**YOUR GOAL:** Reproduce all entries precisely, down to the last character.

— Start MATERIAL SHOWN —

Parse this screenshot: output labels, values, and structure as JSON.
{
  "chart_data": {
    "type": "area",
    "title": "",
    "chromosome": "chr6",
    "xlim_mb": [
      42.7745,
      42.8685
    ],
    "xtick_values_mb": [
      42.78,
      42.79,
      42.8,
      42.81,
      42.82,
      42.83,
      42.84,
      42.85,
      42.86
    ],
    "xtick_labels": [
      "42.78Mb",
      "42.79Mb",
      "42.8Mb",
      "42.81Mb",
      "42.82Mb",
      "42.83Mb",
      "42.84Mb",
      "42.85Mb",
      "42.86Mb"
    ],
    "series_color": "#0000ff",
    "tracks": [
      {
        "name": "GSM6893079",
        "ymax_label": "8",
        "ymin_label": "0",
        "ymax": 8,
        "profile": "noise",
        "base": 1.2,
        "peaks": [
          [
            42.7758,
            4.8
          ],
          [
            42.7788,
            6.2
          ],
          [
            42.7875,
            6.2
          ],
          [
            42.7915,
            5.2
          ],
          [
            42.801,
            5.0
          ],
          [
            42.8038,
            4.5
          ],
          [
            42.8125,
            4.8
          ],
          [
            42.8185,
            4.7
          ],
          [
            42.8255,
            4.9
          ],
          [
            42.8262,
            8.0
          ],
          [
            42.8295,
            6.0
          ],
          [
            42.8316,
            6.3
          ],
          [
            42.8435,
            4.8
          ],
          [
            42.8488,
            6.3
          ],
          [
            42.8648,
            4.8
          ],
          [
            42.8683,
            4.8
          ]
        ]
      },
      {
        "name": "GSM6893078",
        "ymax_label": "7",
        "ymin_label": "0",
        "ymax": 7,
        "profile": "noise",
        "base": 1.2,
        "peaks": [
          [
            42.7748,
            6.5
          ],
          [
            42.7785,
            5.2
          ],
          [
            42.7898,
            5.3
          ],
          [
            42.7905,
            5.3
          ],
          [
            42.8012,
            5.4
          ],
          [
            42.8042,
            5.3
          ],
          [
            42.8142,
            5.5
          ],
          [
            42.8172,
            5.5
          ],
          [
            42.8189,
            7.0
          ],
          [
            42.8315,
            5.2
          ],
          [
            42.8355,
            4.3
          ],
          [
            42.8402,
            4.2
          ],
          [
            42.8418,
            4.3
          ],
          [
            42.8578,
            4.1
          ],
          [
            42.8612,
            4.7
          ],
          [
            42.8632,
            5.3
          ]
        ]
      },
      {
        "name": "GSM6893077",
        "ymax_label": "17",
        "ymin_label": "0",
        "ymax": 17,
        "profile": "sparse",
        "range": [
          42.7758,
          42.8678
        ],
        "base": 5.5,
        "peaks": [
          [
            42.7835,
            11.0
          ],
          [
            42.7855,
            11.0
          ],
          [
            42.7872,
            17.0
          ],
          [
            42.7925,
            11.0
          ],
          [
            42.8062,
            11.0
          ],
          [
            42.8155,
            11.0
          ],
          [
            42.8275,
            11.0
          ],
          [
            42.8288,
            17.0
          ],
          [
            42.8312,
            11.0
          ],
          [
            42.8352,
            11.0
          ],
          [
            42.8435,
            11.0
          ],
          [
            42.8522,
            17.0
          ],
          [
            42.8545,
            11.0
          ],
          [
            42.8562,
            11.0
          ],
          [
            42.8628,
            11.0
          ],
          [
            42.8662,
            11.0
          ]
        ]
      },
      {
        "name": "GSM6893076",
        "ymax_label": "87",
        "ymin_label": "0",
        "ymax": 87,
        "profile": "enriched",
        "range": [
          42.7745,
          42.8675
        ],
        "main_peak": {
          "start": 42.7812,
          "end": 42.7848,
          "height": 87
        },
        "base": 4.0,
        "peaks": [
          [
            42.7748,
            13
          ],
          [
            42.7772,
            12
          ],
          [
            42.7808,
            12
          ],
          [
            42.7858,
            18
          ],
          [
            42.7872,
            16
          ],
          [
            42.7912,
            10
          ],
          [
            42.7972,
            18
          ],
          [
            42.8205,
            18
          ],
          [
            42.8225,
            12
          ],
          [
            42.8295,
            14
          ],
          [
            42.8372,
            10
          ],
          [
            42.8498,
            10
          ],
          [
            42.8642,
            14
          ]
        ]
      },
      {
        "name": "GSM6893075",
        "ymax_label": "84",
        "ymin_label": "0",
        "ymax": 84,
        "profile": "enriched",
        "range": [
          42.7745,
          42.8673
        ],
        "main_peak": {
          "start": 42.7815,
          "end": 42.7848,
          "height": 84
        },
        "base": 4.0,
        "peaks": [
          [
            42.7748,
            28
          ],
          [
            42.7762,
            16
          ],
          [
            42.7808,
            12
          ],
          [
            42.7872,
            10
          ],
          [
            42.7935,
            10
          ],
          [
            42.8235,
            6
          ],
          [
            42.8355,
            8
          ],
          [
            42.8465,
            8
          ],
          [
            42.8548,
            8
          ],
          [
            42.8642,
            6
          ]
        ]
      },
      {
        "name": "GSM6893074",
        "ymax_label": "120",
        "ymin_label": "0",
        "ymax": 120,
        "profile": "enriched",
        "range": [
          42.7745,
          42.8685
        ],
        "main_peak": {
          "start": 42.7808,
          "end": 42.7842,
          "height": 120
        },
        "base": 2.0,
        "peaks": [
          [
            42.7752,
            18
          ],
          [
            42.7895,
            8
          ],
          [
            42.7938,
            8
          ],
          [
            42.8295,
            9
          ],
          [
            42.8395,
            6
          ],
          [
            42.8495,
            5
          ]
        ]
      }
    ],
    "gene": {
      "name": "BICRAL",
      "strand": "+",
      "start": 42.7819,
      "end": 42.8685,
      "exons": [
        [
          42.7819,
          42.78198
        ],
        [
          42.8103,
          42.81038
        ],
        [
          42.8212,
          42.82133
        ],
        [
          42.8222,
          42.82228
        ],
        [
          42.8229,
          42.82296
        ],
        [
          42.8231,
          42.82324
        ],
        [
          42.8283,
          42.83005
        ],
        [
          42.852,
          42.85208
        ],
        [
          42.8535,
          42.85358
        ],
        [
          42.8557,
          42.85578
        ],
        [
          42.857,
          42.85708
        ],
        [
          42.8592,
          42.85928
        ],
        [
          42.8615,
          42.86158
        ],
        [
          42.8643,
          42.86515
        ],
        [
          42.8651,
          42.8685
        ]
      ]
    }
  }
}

— End MATERIAL SHOWN —

**TASK RESULT:**
Parse this screenshot: output labels, values, and structure as JSON.
{
  "chart_data": {
    "type": "area",
    "title": "",
    "chromosome": "chr6",
    "xlim_mb": [
      42.7745,
      42.8685
    ],
    "xtick_values_mb": [
      42.78,
      42.79,
      42.8,
      42.81,
      42.82,
      42.83,
      42.84,
      42.85,
      42.86
    ],
    "xtick_labels": [
      "42.78Mb",
      "42.79Mb",
      "42.8Mb",
      "42.81Mb",
      "42.82Mb",
      "42.83Mb",
      "42.84Mb",
      "42.85Mb",
      "42.86Mb"
    ],
    "series_color": "#0000ff",
    "tracks": [
      {
        "name": "GSM6893079",
        "ymax_label": "8",
        "ymin_label": "0",
        "ymax": 8,
        "profile": "noise",
        "base": 1.2,
        "peaks": [
          [
            42.7758,
            4.8
          ],
          [
            42.7788,
            6.2
          ],
          [
            42.7875,
            6.2
          ],
          [
            42.7915,
            5.2
          ],
          [
            42.801,
            5.0
          ],
          [
            42.8038,
            4.5
          ],
          [
            42.8125,
            4.8
          ],
          [
            42.8185,
            4.7
          ],
          [
            42.8255,
            4.9
          ],
          [
            42.8262,
            8.0
          ],
          [
            42.8295,
            6.0
          ],
          [
            42.8316,
            6.3
          ],
          [
            42.8435,
            4.8
          ],
          [
            42.8488,
            6.3
          ],
          [
            42.8648,
            4.8
          ],
          [
            42.8683,
            4.8
          ]
        ]
      },
      {
        "name": "GSM6893078",
        "ymax_label": "7",
        "ymin_label": "0",
        "ymax": 7,
        "profile": "noise",
        "base": 1.2,
        "peaks": [
          [
            42.7748,
            6.5
          ],
          [
            42.7785,
            5.2
          ],
          [
            42.7898,
            5.3
          ],
          [
            42.7905,
            5.3
          ],
          [
            42.8012,
            5.4
          ],
          [
            42.8042,
            5.3
          ],
          [
            42.8142,
            5.5
          ],
          [
            42.8172,
            5.5
          ],
          [
            42.8189,
            7.0
          ],
          [
            42.8315,
            5.2
          ],
          [
            42.8355,
            4.3
          ],
          [
            42.8402,
            4.2
          ],
          [
            42.8418,
            4.3
          ],
          [
            42.8578,
            4.1
          ],
          [
            42.8612,
            4.7
          ],
          [
            42.8632,
            5.3
          ]
        ]
      },
      {
        "name": "GSM6893077",
        "ymax_label": "17",
        "ymin_label": "0",
        "ymax": 17,
        "profile": "sparse",
        "range": [
          42.7758,
          42.8678
        ],
        "base": 5.5,
        "peaks": [
          [
            42.7835,
            11.0
          ],
          [
            42.7855,
            11.0
          ],
          [
            42.7872,
            17.0
          ],
          [
            42.7925,
            11.0
          ],
          [
            42.8062,
            11.0
          ],
          [
            42.8155,
            11.0
          ],
          [
            42.8275,
            11.0
          ],
          [
            42.8288,
            17.0
          ],
          [
            42.8312,
            11.0
          ],
          [
            42.8352,
            11.0
          ],
          [
            42.8435,
            11.0
          ],
          [
            42.8522,
            17.0
          ],
          [
            42.8545,
            11.0
          ],
          [
            42.8562,
            11.0
          ],
          [
            42.8628,
            11.0
          ],
          [
            42.8662,
            11.0
          ]
        ]
      },
      {
        "name": "GSM6893076",
        "ymax_label": "87",
        "ymin_label": "0",
        "ymax": 87,
        "profile": "enriched",
        "range": [
          42.7745,
          42.8675
        ],
        "main_peak": {
          "start": 42.7812,
          "end": 42.7848,
          "height": 87
        },
        "base": 4.0,
        "peaks": [
          [
            42.7748,
            13
          ],
          [
            42.7772,
            12
          ],
          [
            42.7808,
            12
          ],
          [
            42.7858,
            18
          ],
          [
            42.7872,
            16
          ],
          [
            42.7912,
            10
          ],
          [
            42.7972,
            18
          ],
          [
            42.8205,
            18
          ],
          [
            42.8225,
            12
          ],
          [
            42.8295,
            14
          ],
          [
            42.8372,
            10
          ],
          [
            42.8498,
            10
          ],
          [
            42.8642,
            14
          ]
        ]
      },
      {
        "name": "GSM6893075",
        "ymax_label": "84",
        "ymin_label": "0",
        "ymax": 84,
        "profile": "enriched",
        "range": [
          42.7745,
          42.8673
        ],
        "main_peak": {
          "start": 42.7815,
          "end": 42.7848,
          "height": 84
        },
        "base": 4.0,
        "peaks": [
          [
            42.7748,
            28
          ],
          [
            42.7762,
            16
          ],
          [
            42.7808,
            12
          ],
          [
            42.7872,
            10
          ],
          [
            42.7935,
            10
          ],
          [
            42.8235,
            6
          ],
          [
            42.8355,
            8
          ],
          [
            42.8465,
            8
          ],
          [
            42.8548,
            8
          ],
          [
            42.8642,
            6
          ]
        ]
      },
      {
        "name": "GSM6893074",
        "ymax_label": "120",
        "ymin_label": "0",
        "ymax": 120,
        "profile": "enriched",
        "range": [
          42.7745,
          42.8685
        ],
        "main_peak": {
          "start": 42.7808,
          "end": 42.7842,
          "height": 120
        },
        "base": 2.0,
        "peaks": [
          [
            42.7752,
            18
          ],
          [
            42.7895,
            8
          ],
          [
            42.7938,
            8
          ],
          [
            42.8295,
            9
          ],
          [
            42.8395,
            6
          ],
          [
            42.8495,
            5
          ]
        ]
      }
    ],
    "gene": {
      "name": "BICRAL",
      "strand": "+",
      "start": 42.7819,
      "end": 42.8685,
      "exons": [
        [
          42.7819,
          42.78198
        ],
        [
          42.8103,
          42.81038
        ],
        [
          42.8212,
          42.82133
        ],
        [
          42.8222,
          42.82228
        ],
        [
          42.8229,
          42.82296
        ],
        [
          42.8231,
          42.82324
        ],
        [
          42.8283,
          42.83005
        ],
        [
          42.852,
          42.85208
        ],
        [
          42.8535,
          42.85358
        ],
        [
          42.8557,
          42.85578
        ],
        [
          42.857,
          42.85708
        ],
        [
          42.8592,
          42.85928
        ],
        [
          42.8615,
          42.86158
        ],
        [
          42.8643,
          42.86515
        ],
        [
          42.8651,
          42.8685
        ]
      ]
    }
  }
}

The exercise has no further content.